+++ Records to process +++
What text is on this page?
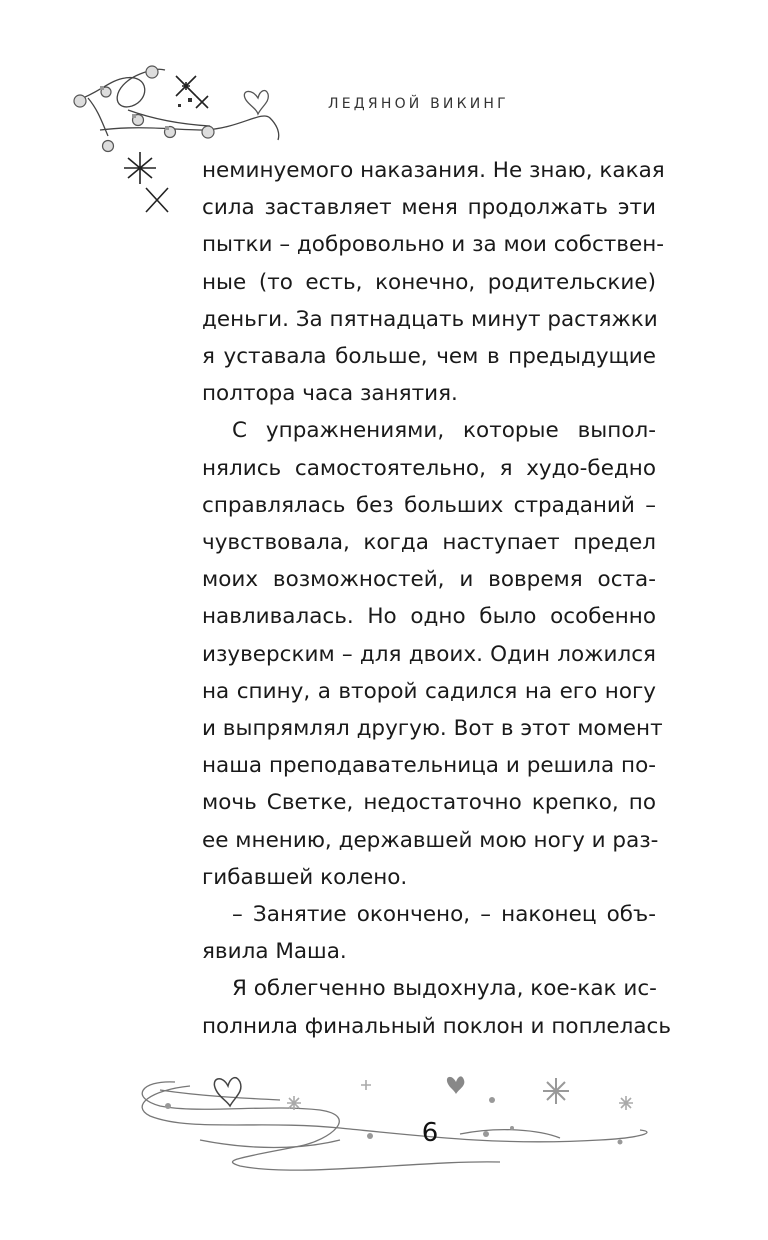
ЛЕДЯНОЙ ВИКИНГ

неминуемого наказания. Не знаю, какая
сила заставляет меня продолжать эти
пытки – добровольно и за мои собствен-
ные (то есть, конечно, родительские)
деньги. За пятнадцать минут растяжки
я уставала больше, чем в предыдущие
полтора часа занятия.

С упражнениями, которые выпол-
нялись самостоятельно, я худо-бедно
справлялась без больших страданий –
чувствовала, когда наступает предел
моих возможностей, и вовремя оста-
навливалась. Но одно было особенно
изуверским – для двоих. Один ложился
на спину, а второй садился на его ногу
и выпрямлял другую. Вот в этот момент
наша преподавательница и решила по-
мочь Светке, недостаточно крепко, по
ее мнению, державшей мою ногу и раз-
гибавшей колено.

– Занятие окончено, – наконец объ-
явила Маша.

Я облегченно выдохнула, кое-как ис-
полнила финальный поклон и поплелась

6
+++
+++ Records to process +++
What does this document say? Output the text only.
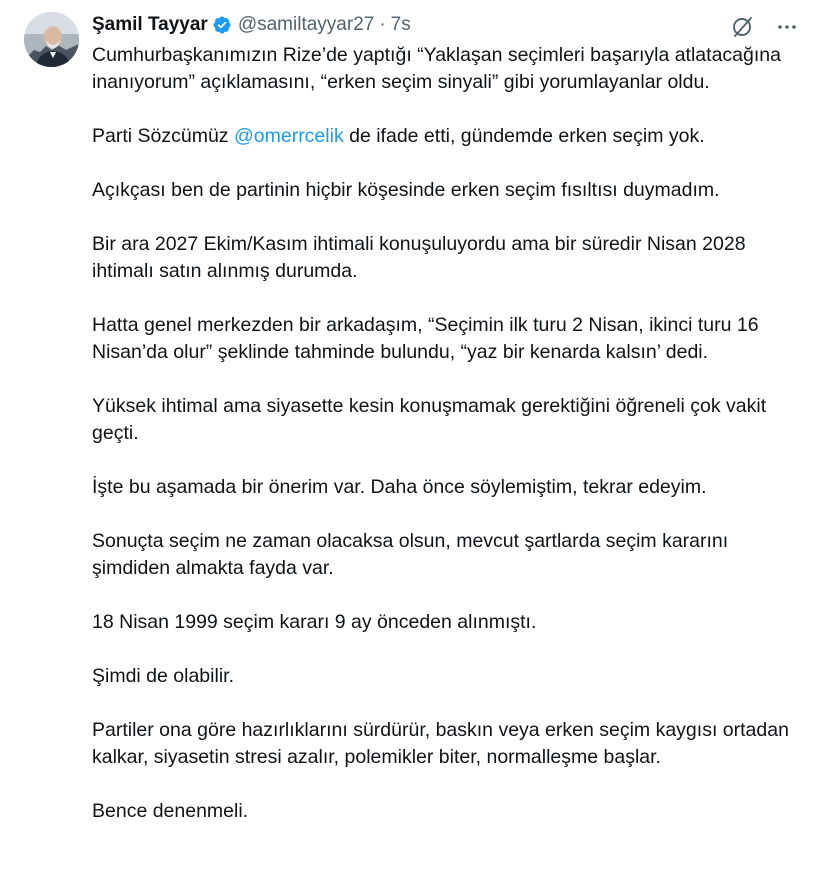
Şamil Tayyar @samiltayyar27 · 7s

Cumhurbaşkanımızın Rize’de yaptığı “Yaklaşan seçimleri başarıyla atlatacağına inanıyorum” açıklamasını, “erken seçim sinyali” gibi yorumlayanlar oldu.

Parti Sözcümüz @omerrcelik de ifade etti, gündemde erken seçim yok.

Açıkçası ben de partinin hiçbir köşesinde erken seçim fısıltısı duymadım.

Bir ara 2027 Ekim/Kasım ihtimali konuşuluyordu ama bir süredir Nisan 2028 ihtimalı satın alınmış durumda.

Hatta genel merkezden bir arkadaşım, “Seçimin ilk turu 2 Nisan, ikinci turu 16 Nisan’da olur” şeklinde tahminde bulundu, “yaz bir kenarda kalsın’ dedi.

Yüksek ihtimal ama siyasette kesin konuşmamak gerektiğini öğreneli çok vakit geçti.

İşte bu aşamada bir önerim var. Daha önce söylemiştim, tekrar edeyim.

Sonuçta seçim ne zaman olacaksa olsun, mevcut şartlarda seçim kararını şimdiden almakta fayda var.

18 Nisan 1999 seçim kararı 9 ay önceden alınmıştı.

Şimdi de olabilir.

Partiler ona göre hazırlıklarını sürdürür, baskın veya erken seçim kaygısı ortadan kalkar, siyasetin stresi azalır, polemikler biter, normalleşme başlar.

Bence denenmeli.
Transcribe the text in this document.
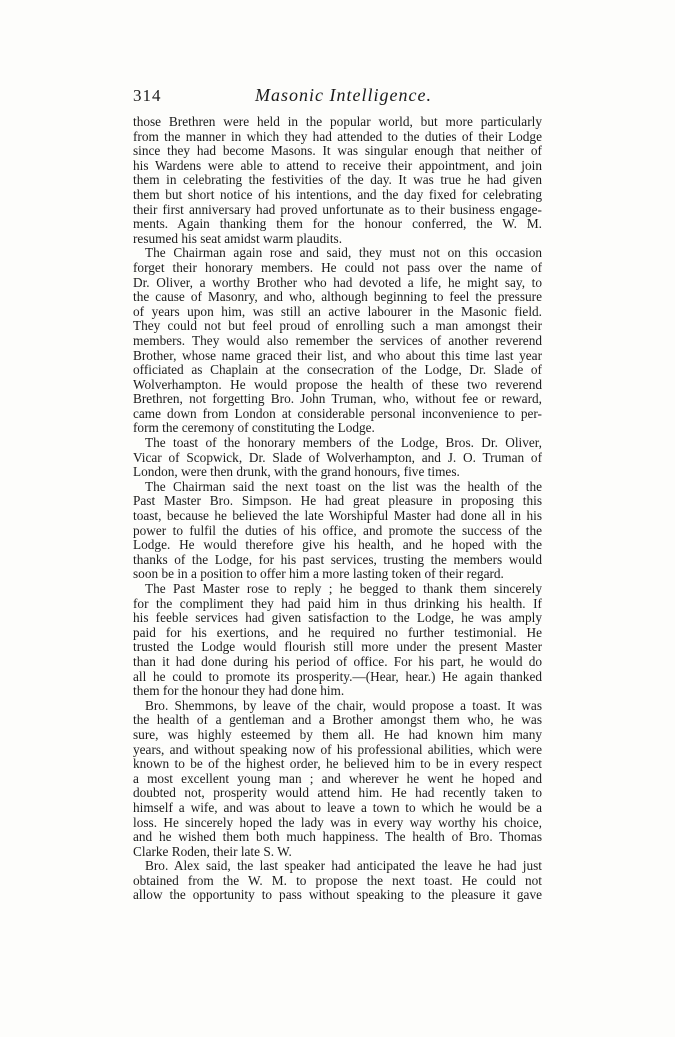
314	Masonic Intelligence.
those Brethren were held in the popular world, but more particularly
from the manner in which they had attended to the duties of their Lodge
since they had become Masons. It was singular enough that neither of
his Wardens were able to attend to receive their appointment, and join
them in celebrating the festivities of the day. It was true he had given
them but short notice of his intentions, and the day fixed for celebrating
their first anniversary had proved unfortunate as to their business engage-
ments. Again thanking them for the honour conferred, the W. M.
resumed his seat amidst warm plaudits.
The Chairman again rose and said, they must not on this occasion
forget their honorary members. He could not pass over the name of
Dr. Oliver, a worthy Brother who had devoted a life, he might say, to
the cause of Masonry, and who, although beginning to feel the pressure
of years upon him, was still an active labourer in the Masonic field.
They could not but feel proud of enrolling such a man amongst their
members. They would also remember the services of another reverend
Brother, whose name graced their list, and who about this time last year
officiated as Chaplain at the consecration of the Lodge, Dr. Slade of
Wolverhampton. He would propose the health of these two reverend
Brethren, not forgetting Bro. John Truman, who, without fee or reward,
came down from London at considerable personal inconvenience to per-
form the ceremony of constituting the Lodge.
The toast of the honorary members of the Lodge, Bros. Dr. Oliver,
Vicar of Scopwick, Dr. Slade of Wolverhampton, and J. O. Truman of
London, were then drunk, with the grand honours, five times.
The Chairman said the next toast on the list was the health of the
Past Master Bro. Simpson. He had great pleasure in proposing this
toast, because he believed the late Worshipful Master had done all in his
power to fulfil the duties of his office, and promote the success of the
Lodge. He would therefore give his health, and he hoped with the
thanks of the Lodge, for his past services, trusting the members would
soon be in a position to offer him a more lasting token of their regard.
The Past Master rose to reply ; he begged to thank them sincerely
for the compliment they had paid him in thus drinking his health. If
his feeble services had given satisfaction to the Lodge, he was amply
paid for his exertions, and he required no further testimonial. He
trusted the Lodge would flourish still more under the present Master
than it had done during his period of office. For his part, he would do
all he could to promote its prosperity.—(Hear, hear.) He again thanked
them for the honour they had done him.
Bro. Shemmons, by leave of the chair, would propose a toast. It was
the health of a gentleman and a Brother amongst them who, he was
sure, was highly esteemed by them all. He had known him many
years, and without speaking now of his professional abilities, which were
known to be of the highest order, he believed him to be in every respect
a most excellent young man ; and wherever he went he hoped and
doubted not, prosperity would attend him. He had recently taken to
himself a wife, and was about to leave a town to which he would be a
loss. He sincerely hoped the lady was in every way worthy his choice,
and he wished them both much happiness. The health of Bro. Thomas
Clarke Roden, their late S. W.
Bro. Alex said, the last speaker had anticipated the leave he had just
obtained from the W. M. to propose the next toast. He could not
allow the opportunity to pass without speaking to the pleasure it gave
+++
+++ Records to process +++
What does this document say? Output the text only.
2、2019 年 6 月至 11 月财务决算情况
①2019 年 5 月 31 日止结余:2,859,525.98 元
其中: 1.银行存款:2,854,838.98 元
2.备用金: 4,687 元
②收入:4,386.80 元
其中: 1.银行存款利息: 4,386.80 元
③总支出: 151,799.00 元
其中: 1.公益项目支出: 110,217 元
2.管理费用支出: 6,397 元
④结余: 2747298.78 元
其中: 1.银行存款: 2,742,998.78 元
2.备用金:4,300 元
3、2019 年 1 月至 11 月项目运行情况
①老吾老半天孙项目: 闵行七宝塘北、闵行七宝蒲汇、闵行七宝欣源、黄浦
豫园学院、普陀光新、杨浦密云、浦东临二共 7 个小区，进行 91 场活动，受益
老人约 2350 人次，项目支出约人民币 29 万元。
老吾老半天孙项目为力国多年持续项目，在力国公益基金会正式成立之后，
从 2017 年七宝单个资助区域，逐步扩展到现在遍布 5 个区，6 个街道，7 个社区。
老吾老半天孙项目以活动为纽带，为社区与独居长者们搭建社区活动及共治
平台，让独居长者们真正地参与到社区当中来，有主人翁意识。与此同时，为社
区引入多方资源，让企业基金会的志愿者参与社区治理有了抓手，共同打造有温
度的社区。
+++
# Written instruction
Identify the lines of the entries containing the string "Lodge". Copy each such line.

# Problem solution
from the manner in which they had attended to the duties of their Lodge
officiated as Chaplain at the consecration of the Lodge, Dr. Slade of
form the ceremony of constituting the Lodge.
The toast of the honorary members of the Lodge, Bros. Dr. Oliver,
Lodge. He would therefore give his health, and he hoped with the
thanks of the Lodge, for his past services, trusting the members would
his feeble services had given satisfaction to the Lodge, he was amply
trusted the Lodge would flourish still more under the present Master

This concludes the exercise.